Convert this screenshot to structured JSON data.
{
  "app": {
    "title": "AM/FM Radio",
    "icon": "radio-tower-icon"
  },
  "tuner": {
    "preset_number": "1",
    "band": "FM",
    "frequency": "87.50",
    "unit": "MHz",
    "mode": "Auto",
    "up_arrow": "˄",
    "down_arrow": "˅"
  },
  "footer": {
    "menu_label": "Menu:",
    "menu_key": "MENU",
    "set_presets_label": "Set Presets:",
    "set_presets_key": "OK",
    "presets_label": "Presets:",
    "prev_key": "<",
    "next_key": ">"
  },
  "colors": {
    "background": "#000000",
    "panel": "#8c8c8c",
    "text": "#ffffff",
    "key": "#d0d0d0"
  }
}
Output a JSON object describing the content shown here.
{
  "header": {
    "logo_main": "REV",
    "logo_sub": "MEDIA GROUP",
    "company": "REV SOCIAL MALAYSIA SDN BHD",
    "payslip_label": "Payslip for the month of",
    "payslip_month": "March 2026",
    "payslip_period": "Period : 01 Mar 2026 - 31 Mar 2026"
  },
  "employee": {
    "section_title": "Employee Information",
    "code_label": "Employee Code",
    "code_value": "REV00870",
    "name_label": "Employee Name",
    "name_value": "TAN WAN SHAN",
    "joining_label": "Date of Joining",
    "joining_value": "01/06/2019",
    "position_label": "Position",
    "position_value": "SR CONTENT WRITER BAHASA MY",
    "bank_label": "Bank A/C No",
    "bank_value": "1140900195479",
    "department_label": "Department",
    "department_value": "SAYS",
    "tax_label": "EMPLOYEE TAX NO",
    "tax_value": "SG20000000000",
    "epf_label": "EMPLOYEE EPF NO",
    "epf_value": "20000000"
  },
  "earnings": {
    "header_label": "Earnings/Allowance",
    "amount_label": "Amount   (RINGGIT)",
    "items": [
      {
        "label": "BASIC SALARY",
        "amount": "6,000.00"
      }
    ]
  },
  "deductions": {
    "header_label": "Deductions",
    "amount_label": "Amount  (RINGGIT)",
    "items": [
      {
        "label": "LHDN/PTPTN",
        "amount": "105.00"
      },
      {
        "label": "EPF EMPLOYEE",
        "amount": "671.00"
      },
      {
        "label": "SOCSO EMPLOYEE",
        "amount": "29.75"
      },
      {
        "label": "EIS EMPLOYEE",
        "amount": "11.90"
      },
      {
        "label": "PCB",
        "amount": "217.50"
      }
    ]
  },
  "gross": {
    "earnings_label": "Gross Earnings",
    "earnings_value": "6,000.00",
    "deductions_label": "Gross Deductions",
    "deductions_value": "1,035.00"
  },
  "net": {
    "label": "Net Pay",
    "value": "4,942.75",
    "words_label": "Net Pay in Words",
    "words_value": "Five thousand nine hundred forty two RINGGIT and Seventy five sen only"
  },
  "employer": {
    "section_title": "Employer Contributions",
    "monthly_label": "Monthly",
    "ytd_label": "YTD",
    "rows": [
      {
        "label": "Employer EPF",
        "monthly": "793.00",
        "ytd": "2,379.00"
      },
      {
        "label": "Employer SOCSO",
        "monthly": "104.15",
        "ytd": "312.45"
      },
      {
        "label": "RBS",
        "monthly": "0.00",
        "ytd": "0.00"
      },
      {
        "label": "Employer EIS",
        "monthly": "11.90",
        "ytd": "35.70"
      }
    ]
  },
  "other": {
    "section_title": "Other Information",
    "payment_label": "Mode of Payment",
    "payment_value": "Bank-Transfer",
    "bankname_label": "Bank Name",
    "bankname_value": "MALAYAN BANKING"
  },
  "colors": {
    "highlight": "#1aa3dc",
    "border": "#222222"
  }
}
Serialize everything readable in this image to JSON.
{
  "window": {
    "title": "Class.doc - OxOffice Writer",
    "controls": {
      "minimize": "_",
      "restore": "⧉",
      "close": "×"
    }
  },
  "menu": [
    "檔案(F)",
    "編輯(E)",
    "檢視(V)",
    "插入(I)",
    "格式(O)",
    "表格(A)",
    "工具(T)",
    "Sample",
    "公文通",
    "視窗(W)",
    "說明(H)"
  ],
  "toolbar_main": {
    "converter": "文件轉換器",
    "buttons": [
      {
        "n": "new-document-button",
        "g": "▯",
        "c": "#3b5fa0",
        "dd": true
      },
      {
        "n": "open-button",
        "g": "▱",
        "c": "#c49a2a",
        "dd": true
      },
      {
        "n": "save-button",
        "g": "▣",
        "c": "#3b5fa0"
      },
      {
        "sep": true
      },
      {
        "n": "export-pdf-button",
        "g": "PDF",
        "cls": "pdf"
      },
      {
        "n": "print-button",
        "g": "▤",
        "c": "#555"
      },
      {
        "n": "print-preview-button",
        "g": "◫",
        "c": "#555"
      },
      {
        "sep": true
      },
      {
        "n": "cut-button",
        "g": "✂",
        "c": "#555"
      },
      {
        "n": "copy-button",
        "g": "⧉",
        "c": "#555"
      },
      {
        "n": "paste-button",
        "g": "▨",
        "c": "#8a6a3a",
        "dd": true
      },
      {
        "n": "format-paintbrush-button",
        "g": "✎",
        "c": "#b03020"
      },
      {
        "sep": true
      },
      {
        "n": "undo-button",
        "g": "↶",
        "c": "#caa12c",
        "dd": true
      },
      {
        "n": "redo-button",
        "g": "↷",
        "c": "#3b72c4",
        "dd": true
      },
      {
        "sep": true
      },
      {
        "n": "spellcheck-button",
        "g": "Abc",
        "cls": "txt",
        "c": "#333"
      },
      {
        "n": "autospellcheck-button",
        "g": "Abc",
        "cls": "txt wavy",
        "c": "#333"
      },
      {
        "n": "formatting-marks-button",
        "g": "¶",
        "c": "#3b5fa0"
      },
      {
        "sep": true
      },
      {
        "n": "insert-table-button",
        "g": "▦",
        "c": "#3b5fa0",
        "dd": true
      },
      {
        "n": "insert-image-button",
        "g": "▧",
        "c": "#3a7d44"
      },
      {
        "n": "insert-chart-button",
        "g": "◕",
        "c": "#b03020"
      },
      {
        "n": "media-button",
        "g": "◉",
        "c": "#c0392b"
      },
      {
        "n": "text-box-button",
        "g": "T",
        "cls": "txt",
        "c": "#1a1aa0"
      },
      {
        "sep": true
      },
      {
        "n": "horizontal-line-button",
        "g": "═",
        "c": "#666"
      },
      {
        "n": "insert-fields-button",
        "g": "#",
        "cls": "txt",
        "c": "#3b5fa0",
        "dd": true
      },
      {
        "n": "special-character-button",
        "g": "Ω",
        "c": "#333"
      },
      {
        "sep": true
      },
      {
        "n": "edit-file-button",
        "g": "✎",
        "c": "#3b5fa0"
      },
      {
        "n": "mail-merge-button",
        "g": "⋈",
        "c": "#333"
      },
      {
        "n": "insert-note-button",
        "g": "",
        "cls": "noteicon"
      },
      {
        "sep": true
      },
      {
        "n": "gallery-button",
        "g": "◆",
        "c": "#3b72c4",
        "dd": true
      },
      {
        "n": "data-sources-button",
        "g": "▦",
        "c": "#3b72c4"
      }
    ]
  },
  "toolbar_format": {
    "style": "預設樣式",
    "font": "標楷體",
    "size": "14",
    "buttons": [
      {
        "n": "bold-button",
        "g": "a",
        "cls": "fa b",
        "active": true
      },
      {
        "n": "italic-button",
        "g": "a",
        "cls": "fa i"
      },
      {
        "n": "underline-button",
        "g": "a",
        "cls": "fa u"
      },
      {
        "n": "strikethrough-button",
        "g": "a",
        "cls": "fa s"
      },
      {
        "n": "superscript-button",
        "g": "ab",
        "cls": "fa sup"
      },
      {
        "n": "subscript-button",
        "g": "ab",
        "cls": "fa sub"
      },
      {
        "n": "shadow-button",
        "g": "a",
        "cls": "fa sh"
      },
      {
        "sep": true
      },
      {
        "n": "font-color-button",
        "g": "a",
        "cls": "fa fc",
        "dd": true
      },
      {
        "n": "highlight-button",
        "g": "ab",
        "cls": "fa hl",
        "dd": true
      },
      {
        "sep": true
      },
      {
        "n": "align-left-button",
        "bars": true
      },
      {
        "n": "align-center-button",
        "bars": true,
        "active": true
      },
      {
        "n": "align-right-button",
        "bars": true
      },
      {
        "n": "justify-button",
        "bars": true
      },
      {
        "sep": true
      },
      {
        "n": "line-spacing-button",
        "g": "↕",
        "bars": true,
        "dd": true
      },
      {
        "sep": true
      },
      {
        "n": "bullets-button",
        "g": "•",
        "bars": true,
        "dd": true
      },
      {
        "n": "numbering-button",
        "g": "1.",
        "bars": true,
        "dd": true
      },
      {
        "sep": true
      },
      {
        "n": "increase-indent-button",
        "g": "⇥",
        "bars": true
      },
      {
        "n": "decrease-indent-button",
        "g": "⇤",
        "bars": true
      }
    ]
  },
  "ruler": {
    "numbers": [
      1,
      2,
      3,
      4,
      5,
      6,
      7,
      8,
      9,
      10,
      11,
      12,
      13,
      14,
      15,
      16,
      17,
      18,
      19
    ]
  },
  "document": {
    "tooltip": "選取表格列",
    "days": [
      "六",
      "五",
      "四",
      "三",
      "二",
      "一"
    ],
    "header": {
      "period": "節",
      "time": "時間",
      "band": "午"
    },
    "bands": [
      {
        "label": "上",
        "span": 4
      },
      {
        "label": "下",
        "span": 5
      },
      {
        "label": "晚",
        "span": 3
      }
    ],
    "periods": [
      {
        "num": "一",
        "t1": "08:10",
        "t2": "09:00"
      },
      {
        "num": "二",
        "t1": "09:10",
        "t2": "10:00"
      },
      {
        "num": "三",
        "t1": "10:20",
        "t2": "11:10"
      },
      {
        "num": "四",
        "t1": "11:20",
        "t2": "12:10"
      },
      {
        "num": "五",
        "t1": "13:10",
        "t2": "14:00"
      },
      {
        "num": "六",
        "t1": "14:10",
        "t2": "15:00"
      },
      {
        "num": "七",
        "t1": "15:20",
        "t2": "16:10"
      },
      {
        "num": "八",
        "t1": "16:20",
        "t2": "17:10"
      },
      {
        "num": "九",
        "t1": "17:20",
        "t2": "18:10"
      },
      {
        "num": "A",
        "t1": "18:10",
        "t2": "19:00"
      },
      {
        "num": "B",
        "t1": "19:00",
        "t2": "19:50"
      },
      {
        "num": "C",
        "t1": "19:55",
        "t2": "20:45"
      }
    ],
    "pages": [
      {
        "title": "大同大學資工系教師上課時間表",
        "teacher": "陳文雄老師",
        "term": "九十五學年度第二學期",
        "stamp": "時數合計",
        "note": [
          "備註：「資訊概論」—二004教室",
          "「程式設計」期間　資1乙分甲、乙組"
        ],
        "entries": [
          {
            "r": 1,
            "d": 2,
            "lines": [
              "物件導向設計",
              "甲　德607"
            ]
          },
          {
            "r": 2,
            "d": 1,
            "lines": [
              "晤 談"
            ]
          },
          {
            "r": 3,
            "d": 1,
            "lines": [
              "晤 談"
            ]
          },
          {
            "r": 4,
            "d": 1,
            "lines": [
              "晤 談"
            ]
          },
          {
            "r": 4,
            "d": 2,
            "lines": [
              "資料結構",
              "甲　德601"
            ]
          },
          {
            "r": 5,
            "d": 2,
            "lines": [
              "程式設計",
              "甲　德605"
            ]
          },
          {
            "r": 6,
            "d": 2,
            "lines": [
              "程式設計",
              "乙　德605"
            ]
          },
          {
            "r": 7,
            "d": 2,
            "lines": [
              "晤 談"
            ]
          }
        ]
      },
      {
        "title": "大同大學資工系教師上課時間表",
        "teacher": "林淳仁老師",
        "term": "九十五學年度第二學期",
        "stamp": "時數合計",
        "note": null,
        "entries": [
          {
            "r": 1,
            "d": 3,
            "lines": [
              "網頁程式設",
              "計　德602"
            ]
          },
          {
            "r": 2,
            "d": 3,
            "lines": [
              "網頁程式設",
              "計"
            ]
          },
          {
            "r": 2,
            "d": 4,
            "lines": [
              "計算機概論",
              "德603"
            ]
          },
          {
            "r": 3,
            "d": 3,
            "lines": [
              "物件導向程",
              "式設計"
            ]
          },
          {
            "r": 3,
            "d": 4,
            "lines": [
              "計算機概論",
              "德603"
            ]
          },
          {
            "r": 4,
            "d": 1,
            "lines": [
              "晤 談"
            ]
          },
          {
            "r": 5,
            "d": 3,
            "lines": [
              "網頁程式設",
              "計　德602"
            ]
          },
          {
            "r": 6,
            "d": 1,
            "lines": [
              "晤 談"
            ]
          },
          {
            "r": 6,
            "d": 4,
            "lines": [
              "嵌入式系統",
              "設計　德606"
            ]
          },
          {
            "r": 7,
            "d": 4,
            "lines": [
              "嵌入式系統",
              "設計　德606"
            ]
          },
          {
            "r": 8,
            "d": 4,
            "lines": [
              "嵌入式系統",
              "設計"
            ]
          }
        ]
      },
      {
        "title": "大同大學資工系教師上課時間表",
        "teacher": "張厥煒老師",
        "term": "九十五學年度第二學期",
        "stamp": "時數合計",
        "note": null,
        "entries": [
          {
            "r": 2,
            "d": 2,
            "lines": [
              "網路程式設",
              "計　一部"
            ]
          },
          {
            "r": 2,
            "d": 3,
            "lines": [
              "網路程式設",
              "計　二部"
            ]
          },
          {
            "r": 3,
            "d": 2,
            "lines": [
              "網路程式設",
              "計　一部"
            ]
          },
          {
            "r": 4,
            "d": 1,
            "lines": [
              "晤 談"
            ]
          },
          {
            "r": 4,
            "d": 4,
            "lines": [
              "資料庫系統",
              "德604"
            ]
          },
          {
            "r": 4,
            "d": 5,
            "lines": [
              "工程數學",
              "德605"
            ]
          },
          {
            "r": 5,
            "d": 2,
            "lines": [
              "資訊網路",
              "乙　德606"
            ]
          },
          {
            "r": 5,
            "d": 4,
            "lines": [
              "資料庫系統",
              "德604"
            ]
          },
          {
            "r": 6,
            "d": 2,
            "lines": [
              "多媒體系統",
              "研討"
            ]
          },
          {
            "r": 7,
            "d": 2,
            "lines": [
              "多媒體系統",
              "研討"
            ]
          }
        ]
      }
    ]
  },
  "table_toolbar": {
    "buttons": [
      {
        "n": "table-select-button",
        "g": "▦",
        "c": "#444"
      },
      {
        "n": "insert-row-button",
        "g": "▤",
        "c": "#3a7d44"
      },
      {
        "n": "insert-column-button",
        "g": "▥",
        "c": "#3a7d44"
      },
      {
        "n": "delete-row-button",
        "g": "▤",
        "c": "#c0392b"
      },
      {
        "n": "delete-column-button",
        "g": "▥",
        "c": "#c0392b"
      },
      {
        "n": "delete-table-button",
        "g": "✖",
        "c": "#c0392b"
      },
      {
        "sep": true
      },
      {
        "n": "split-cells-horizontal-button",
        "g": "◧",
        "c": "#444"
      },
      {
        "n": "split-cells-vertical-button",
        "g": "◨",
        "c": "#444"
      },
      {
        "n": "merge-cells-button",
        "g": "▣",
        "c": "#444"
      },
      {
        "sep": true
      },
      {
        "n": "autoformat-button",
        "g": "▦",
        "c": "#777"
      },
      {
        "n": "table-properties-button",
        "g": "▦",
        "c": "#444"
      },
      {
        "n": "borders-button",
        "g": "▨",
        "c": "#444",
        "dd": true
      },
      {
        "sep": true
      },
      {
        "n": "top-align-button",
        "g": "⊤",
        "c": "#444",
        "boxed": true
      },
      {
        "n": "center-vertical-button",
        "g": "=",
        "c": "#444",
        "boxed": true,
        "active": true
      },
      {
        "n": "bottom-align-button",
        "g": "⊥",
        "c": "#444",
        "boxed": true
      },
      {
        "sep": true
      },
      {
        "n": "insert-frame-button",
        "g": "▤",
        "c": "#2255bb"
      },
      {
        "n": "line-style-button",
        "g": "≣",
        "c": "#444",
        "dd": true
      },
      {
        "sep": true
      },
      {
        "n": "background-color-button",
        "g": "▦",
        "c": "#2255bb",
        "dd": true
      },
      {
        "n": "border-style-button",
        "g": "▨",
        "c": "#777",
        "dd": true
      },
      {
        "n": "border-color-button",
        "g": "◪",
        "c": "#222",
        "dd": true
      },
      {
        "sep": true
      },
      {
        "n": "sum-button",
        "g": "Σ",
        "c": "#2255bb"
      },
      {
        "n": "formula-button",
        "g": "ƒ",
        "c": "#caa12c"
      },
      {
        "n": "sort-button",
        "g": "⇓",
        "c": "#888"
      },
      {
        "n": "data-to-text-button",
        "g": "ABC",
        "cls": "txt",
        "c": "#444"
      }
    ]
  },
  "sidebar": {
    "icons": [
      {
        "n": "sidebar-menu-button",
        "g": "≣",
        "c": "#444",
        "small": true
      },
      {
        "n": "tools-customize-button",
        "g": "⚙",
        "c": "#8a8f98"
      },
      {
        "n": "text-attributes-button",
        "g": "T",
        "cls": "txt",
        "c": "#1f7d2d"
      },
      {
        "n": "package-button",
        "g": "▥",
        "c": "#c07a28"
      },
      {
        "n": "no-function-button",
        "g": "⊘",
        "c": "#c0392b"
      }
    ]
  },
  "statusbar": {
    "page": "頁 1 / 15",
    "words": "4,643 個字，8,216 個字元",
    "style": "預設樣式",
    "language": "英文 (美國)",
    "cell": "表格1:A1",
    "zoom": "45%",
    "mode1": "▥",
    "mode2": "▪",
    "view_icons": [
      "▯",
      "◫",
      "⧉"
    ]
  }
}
◇ ◇ ◇ ◇
- [Task to carry out]: List the lines of the entries that include "highlight".

- [Result of this exercise]:
    "highlight": "#1aa3dc",
        "n": "highlight-button",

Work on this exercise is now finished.